• PROVIDED RECORDS:

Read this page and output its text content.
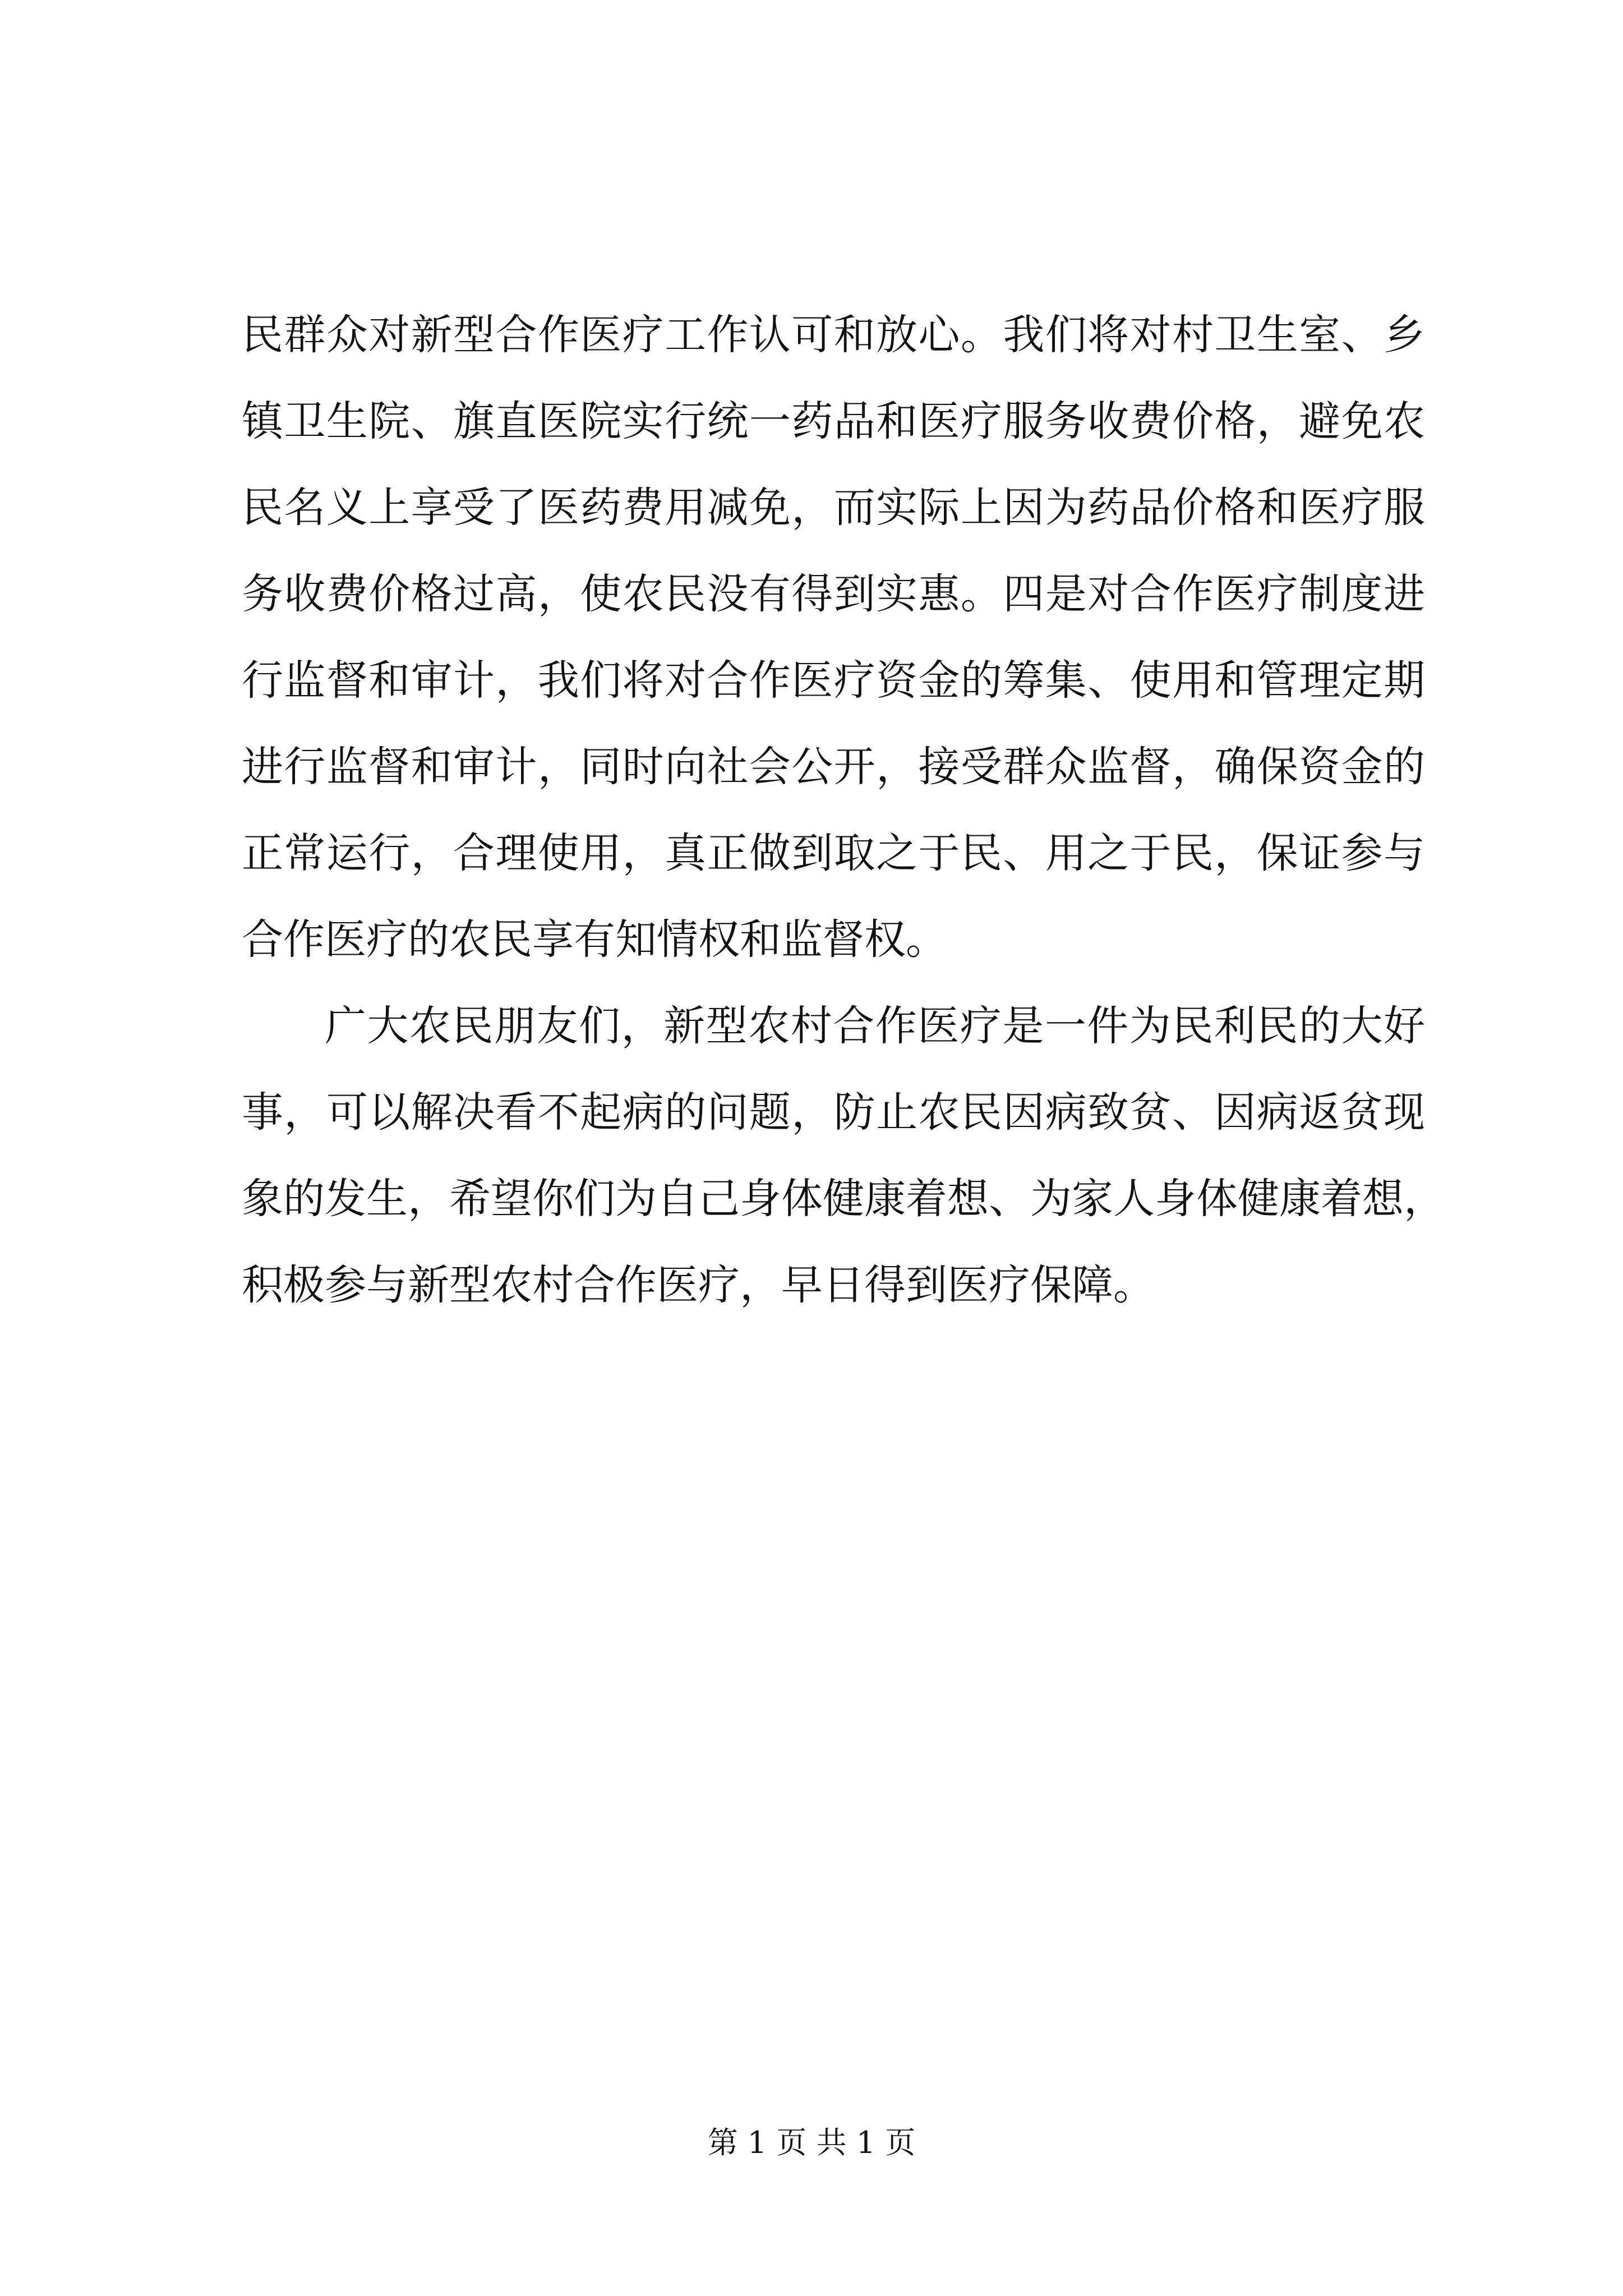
民群众对新型合作医疗工作认可和放心。我们将对村卫生室、乡
镇卫生院、旗直医院实行统一药品和医疗服务收费价格，避免农
民名义上享受了医药费用减免，而实际上因为药品价格和医疗服
务收费价格过高，使农民没有得到实惠。四是对合作医疗制度进
行监督和审计，我们将对合作医疗资金的筹集、使用和管理定期
进行监督和审计，同时向社会公开，接受群众监督，确保资金的
正常运行，合理使用，真正做到取之于民、用之于民，保证参与
合作医疗的农民享有知情权和监督权。
广大农民朋友们，新型农村合作医疗是一件为民利民的大好
事，可以解决看不起病的问题，防止农民因病致贫、因病返贫现
象的发生，希望你们为自己身体健康着想、为家人身体健康着想，
积极参与新型农村合作医疗，早日得到医疗保障。
第 1 页 共 1 页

• WHAT IS EXPECTED: Repeat all of the data above word for word, minus the pictures.

• EXERCISE OUTPUT:
Read this page and output its text content.
民群众对新型合作医疗工作认可和放心。我们将对村卫生室、乡
镇卫生院、旗直医院实行统一药品和医疗服务收费价格，避免农
民名义上享受了医药费用减免，而实际上因为药品价格和医疗服
务收费价格过高，使农民没有得到实惠。四是对合作医疗制度进
行监督和审计，我们将对合作医疗资金的筹集、使用和管理定期
进行监督和审计，同时向社会公开，接受群众监督，确保资金的
正常运行，合理使用，真正做到取之于民、用之于民，保证参与
合作医疗的农民享有知情权和监督权。
广大农民朋友们，新型农村合作医疗是一件为民利民的大好
事，可以解决看不起病的问题，防止农民因病致贫、因病返贫现
象的发生，希望你们为自己身体健康着想、为家人身体健康着想，
积极参与新型农村合作医疗，早日得到医疗保障。
第 1 页 共 1 页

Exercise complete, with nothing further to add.